## Given task
From the entries below, gather every line containing the string "JSON".

[Begin Task inputs]

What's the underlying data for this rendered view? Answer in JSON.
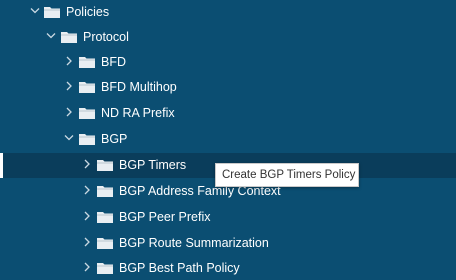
{
  "tree": {
    "nodes": [
      {
        "label": "Policies",
        "state": "expanded"
      },
      {
        "label": "Protocol",
        "state": "expanded"
      },
      {
        "label": "BFD",
        "state": "collapsed"
      },
      {
        "label": "BFD Multihop",
        "state": "collapsed"
      },
      {
        "label": "ND RA Prefix",
        "state": "collapsed"
      },
      {
        "label": "BGP",
        "state": "expanded"
      },
      {
        "label": "BGP Timers",
        "state": "collapsed",
        "selected": true
      },
      {
        "label": "BGP Address Family Context",
        "state": "collapsed"
      },
      {
        "label": "BGP Peer Prefix",
        "state": "collapsed"
      },
      {
        "label": "BGP Route Summarization",
        "state": "collapsed"
      },
      {
        "label": "BGP Best Path Policy",
        "state": "collapsed"
      }
    ]
  },
  "tooltip": {
    "text": "Create BGP Timers Policy"
  },
  "icons": {
    "expanded": "chevron-down-icon",
    "collapsed": "chevron-right-icon",
    "node": "folder-icon"
  },
  "colors": {
    "background": "#0b4e72",
    "selected_row": "#0a3d5b",
    "text": "#ffffff",
    "folder": "#e9eef2"
  }
}
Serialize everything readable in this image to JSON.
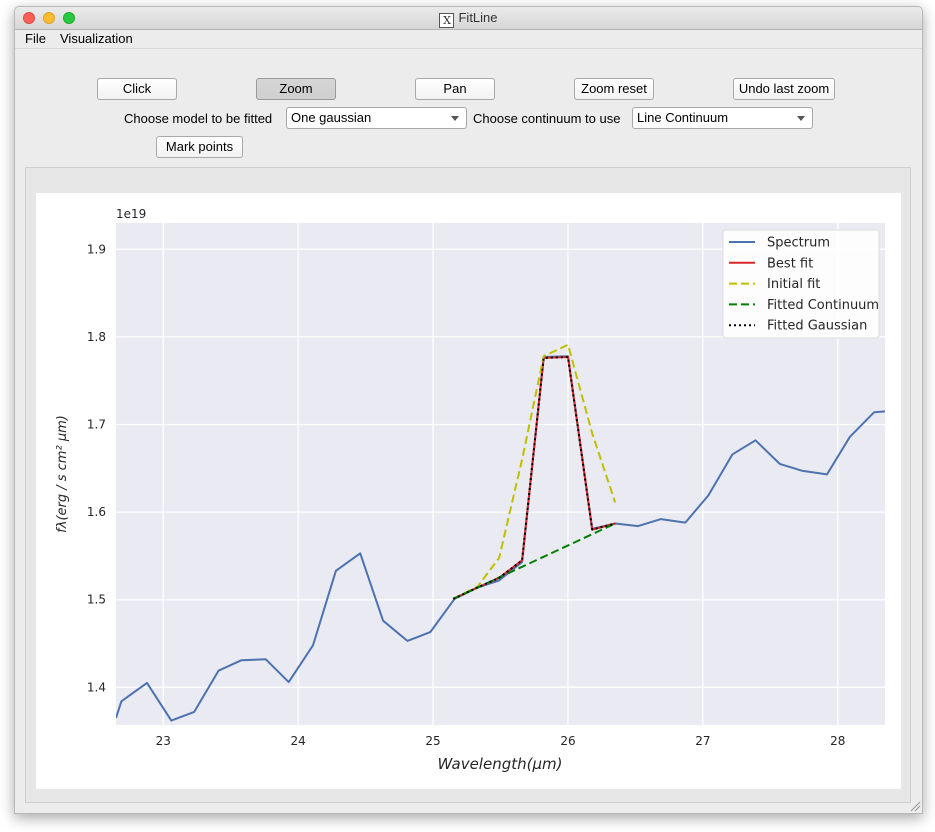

[End Task inputs]

## Solution to the problem
What's the underlying data for this rendered view? Answer in JSON.
Serialize everything readable in this image to JSON.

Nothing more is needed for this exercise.